* _ROWS_

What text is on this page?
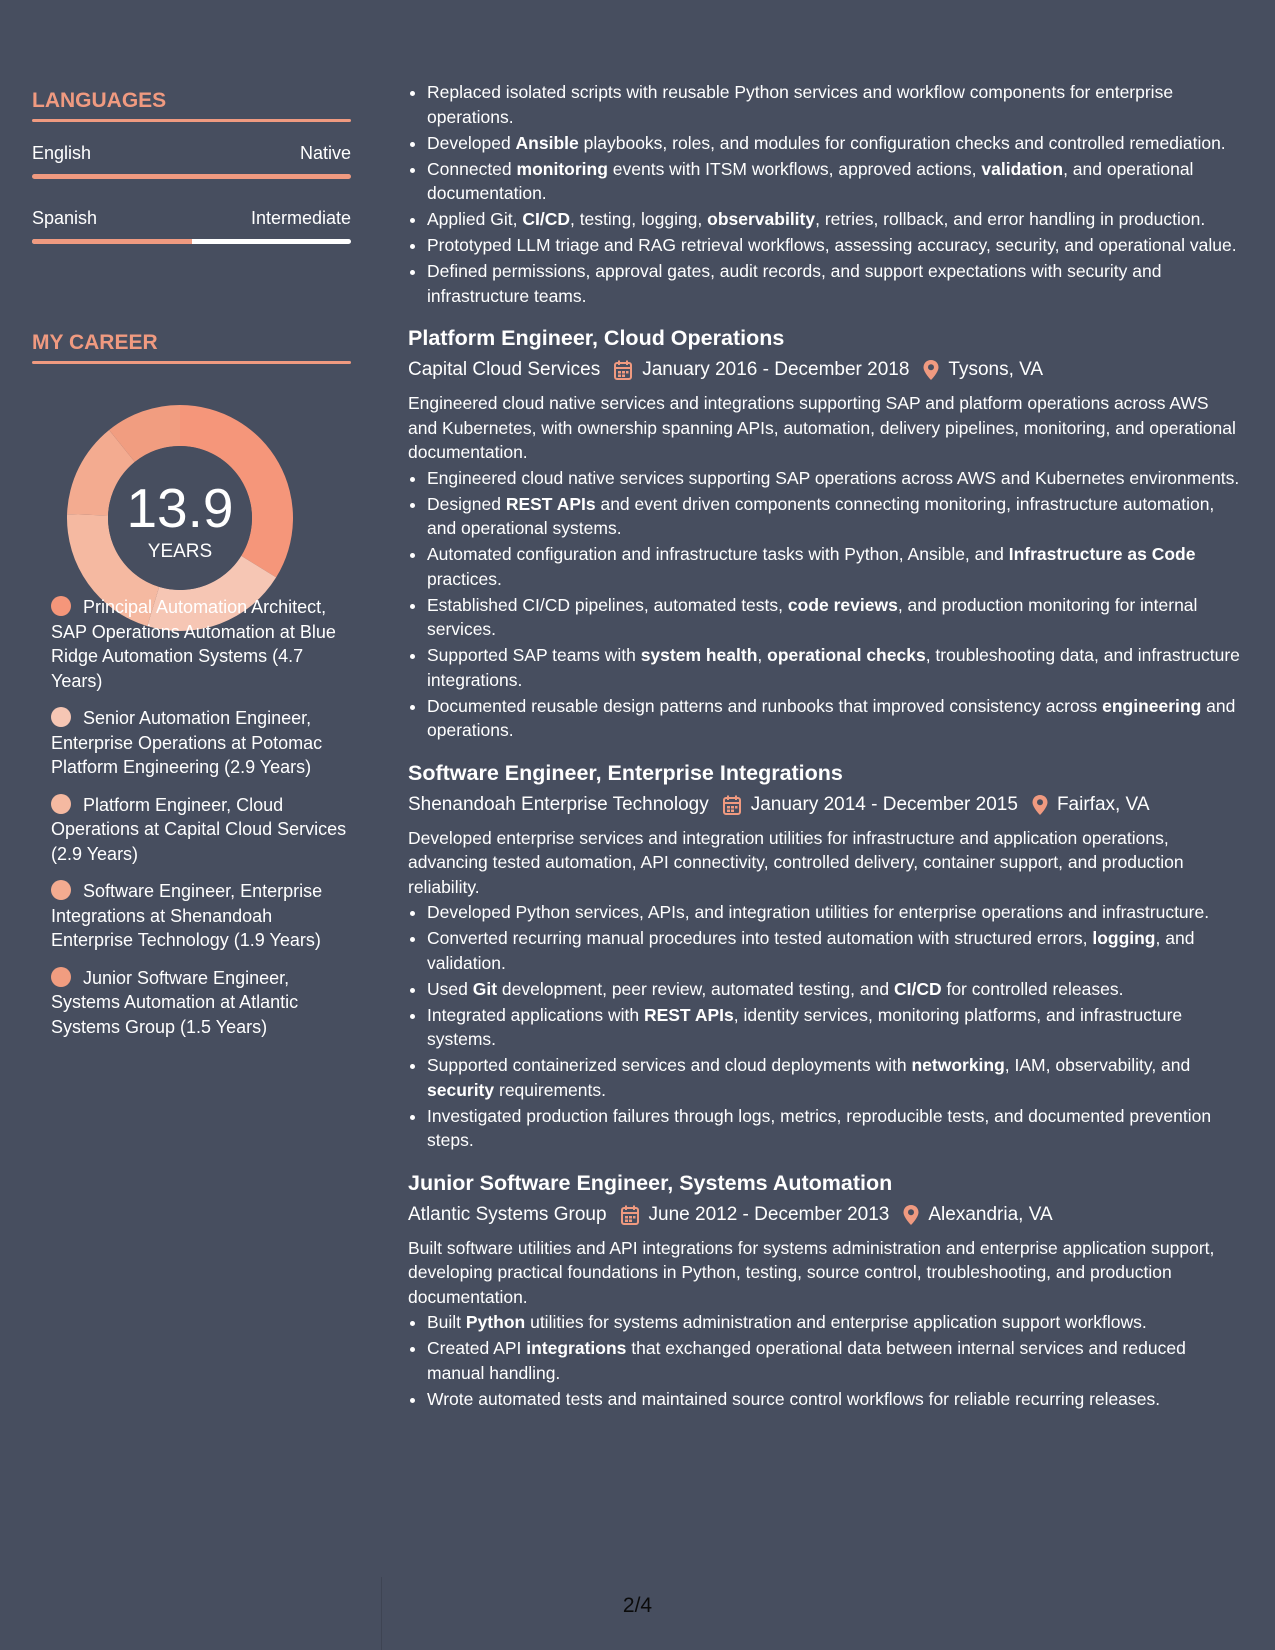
LANGUAGES
English	Native
Spanish	Intermediate
MY CAREER
13.9
YEARS
Principal Automation Architect, SAP Operations Automation at Blue Ridge Automation Systems (4.7 Years)
Senior Automation Engineer, Enterprise Operations at Potomac Platform Engineering (2.9 Years)
Platform Engineer, Cloud Operations at Capital Cloud Services (2.9 Years)
Software Engineer, Enterprise Integrations at Shenandoah Enterprise Technology (1.9 Years)
Junior Software Engineer, Systems Automation at Atlantic Systems Group (1.5 Years)
• Replaced isolated scripts with reusable Python services and workflow components for enterprise operations.
• Developed Ansible playbooks, roles, and modules for configuration checks and controlled remediation.
• Connected monitoring events with ITSM workflows, approved actions, validation, and operational documentation.
• Applied Git, CI/CD, testing, logging, observability, retries, rollback, and error handling in production.
• Prototyped LLM triage and RAG retrieval workflows, assessing accuracy, security, and operational value.
• Defined permissions, approval gates, audit records, and support expectations with security and infrastructure teams.
Platform Engineer, Cloud Operations
Capital Cloud Services January 2016 - December 2018 Tysons, VA

Engineered cloud native services and integrations supporting SAP and platform operations across AWS and Kubernetes, with ownership spanning APIs, automation, delivery pipelines, monitoring, and operational documentation.

• Engineered cloud native services supporting SAP operations across AWS and Kubernetes environments.
• Designed REST APIs and event driven components connecting monitoring, infrastructure automation, and operational systems.
• Automated configuration and infrastructure tasks with Python, Ansible, and Infrastructure as Code practices.
• Established CI/CD pipelines, automated tests, code reviews, and production monitoring for internal services.
• Supported SAP teams with system health, operational checks, troubleshooting data, and infrastructure integrations.
• Documented reusable design patterns and runbooks that improved consistency across engineering and operations.
Software Engineer, Enterprise Integrations
Shenandoah Enterprise Technology January 2014 - December 2015 Fairfax, VA

Developed enterprise services and integration utilities for infrastructure and application operations, advancing tested automation, API connectivity, controlled delivery, container support, and production reliability.

• Developed Python services, APIs, and integration utilities for enterprise operations and infrastructure.
• Converted recurring manual procedures into tested automation with structured errors, logging, and validation.
• Used Git development, peer review, automated testing, and CI/CD for controlled releases.
• Integrated applications with REST APIs, identity services, monitoring platforms, and infrastructure systems.
• Supported containerized services and cloud deployments with networking, IAM, observability, and security requirements.
• Investigated production failures through logs, metrics, reproducible tests, and documented prevention steps.
Junior Software Engineer, Systems Automation
Atlantic Systems Group June 2012 - December 2013 Alexandria, VA

Built software utilities and API integrations for systems administration and enterprise application support, developing practical foundations in Python, testing, source control, troubleshooting, and production documentation.

• Built Python utilities for systems administration and enterprise application support workflows.
• Created API integrations that exchanged operational data between internal services and reduced manual handling.
• Wrote automated tests and maintained source control workflows for reliable recurring releases.
2/4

* _TASK PROMPT_
Collect every line above that contains the word "components".

* _FINISHED ANSWER_
• Replaced isolated scripts with reusable Python services and workflow components for enterprise operations.
• Designed REST APIs and event driven components connecting monitoring, infrastructure automation, and operational systems.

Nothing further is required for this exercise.